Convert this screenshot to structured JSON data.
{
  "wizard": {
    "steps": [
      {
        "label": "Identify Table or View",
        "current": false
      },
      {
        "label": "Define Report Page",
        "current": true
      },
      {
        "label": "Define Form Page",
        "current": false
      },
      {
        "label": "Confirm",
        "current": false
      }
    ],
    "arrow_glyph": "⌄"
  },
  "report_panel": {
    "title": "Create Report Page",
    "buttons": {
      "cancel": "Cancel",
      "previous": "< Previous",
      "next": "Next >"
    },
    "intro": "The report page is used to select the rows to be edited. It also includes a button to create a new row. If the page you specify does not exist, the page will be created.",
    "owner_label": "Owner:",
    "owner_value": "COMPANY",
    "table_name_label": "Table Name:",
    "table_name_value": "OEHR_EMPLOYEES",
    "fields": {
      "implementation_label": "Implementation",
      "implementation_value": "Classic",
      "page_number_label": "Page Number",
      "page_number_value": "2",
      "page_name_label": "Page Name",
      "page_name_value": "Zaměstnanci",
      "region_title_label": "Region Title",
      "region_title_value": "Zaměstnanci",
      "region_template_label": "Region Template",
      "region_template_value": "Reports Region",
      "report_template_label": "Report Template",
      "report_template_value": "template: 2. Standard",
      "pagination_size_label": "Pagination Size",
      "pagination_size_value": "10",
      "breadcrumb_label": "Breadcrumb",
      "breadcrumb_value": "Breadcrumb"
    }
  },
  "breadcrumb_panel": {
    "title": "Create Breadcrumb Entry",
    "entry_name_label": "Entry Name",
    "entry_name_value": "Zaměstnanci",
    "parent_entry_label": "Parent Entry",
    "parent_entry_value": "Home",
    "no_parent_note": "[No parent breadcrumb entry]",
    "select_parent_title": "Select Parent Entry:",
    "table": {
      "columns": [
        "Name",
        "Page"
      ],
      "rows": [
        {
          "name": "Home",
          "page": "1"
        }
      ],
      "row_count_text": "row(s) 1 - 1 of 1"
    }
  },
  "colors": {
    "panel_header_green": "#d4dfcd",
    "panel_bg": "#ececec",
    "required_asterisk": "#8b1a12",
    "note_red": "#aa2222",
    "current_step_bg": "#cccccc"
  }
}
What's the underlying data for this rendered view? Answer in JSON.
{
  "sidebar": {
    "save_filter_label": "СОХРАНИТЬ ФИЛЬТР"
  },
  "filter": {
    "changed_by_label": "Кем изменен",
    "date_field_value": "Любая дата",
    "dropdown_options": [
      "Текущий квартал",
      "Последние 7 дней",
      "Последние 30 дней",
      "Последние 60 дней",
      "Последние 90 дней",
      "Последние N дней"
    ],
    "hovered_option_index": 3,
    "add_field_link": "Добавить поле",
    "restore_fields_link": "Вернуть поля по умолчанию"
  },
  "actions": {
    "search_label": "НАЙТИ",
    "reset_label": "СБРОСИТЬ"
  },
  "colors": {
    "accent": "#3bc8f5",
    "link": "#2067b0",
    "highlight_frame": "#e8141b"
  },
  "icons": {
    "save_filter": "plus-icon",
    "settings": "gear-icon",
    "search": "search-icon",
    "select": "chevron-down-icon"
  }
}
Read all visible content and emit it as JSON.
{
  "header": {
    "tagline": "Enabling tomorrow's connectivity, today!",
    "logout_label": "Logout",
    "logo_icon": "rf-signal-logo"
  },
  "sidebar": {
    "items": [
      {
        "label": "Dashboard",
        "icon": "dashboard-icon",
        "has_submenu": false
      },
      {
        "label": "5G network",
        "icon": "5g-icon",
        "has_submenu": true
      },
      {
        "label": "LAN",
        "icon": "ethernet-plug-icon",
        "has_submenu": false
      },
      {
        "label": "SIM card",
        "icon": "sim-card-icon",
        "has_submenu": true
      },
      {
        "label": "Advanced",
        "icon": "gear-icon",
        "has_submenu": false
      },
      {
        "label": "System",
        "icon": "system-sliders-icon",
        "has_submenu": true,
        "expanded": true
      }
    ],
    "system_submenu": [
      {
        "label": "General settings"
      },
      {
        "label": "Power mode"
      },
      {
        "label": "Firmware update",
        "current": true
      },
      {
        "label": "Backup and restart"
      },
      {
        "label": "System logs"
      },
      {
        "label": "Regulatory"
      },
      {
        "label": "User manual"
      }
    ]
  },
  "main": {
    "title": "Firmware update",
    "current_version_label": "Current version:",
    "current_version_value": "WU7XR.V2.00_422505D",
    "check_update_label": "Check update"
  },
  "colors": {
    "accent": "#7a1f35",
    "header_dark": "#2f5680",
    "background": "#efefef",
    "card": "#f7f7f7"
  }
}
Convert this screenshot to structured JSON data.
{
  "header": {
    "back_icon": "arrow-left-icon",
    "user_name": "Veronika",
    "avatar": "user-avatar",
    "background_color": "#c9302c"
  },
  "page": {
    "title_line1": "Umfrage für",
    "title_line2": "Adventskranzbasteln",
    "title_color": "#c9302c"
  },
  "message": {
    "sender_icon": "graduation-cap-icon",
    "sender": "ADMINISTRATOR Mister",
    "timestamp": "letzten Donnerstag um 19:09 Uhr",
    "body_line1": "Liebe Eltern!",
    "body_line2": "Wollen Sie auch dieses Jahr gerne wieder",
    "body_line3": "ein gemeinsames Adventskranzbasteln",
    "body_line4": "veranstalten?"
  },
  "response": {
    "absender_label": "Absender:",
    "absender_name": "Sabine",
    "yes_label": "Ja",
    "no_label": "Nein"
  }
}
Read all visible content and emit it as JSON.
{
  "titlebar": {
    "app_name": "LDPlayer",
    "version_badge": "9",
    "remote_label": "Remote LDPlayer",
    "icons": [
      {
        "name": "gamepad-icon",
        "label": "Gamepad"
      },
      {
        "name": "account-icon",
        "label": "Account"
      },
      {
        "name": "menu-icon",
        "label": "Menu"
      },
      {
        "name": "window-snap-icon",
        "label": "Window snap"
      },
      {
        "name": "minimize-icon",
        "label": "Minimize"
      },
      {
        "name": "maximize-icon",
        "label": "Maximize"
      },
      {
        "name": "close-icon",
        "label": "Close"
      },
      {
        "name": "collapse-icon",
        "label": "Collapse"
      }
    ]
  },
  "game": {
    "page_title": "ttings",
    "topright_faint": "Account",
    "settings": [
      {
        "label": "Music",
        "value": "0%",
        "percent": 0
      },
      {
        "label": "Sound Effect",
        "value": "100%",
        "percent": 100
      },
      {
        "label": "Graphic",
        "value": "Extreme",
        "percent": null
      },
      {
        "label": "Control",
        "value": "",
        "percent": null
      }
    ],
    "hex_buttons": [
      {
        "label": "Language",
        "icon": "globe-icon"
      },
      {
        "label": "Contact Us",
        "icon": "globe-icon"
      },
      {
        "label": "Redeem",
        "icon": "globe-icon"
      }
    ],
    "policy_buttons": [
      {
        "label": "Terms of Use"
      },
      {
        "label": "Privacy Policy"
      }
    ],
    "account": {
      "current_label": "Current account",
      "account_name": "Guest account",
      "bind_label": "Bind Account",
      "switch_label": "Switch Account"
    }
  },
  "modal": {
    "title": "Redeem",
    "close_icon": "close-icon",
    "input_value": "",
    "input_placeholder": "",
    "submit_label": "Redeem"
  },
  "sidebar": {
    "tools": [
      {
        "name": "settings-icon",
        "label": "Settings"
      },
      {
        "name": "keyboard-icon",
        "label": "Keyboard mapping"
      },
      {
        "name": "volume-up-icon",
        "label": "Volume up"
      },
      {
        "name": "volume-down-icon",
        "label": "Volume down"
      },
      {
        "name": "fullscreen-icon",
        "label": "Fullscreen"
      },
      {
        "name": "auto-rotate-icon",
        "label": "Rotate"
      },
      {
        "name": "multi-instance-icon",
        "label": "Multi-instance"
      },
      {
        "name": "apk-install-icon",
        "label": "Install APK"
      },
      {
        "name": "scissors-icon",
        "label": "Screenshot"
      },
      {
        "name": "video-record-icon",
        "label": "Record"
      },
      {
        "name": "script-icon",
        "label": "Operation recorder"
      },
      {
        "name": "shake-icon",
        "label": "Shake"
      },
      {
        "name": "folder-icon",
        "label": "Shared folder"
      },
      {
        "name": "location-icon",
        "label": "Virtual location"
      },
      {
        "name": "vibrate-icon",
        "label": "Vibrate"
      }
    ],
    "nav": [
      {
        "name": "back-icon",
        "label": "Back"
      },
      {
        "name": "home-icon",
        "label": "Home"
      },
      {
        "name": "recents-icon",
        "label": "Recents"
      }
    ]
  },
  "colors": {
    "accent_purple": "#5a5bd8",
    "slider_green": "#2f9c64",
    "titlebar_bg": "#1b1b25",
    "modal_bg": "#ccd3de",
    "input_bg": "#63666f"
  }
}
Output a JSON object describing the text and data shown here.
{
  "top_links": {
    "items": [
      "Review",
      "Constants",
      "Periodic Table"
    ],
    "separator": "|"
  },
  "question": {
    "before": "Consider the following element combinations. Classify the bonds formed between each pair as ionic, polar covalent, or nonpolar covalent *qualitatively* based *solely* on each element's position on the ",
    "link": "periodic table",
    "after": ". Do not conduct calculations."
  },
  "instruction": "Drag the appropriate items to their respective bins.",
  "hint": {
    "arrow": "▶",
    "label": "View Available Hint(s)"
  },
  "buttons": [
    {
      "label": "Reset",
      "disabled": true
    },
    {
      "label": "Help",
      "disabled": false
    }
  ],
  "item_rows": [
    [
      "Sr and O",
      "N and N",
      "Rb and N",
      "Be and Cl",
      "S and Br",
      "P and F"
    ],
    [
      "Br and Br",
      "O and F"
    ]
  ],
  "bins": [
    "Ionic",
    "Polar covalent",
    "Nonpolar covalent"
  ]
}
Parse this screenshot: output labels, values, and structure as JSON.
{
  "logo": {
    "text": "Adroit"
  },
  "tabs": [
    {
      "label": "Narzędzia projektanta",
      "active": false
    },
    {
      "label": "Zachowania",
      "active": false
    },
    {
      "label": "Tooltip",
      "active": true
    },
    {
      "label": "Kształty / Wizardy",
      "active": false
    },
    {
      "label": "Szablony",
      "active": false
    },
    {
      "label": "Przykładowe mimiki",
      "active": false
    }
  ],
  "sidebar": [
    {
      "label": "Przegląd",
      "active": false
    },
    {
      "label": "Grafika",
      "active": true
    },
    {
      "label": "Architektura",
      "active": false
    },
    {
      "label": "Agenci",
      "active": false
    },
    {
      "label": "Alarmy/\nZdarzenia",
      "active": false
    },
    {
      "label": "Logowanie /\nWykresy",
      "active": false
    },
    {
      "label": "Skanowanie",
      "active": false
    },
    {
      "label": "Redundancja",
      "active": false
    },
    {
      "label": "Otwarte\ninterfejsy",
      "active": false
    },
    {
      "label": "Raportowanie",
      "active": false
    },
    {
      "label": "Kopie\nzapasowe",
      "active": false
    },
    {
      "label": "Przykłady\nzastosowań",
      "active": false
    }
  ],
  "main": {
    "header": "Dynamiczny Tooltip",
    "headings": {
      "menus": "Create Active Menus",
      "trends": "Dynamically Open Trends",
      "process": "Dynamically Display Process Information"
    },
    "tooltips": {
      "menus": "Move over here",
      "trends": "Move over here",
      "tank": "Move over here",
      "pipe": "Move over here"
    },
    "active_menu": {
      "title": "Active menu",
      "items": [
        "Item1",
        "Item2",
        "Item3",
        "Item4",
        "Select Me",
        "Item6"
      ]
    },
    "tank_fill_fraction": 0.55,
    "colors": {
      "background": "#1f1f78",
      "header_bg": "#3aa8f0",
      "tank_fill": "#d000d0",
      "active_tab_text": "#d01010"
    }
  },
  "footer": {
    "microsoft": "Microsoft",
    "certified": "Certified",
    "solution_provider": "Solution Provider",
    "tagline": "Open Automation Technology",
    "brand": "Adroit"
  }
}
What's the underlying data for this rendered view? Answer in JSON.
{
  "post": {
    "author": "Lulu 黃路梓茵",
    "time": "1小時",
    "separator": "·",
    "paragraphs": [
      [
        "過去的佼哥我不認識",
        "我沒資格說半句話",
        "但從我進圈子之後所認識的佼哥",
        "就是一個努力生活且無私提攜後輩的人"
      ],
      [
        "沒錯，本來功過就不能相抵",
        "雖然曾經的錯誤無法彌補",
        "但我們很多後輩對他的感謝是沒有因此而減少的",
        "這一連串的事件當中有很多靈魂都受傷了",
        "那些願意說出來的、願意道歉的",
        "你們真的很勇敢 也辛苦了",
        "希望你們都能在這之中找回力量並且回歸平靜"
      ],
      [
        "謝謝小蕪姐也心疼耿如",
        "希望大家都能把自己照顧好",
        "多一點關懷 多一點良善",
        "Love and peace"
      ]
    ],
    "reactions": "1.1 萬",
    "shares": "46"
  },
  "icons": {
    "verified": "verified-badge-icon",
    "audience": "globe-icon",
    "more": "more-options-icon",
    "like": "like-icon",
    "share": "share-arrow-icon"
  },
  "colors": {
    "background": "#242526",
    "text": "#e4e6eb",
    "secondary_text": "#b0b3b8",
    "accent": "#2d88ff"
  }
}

------------------------------------------------------------

REQUEST = Give the number of lines in the listing above that hold the string "Dynamically", with nothing else.

FINISHED ANSWER = 2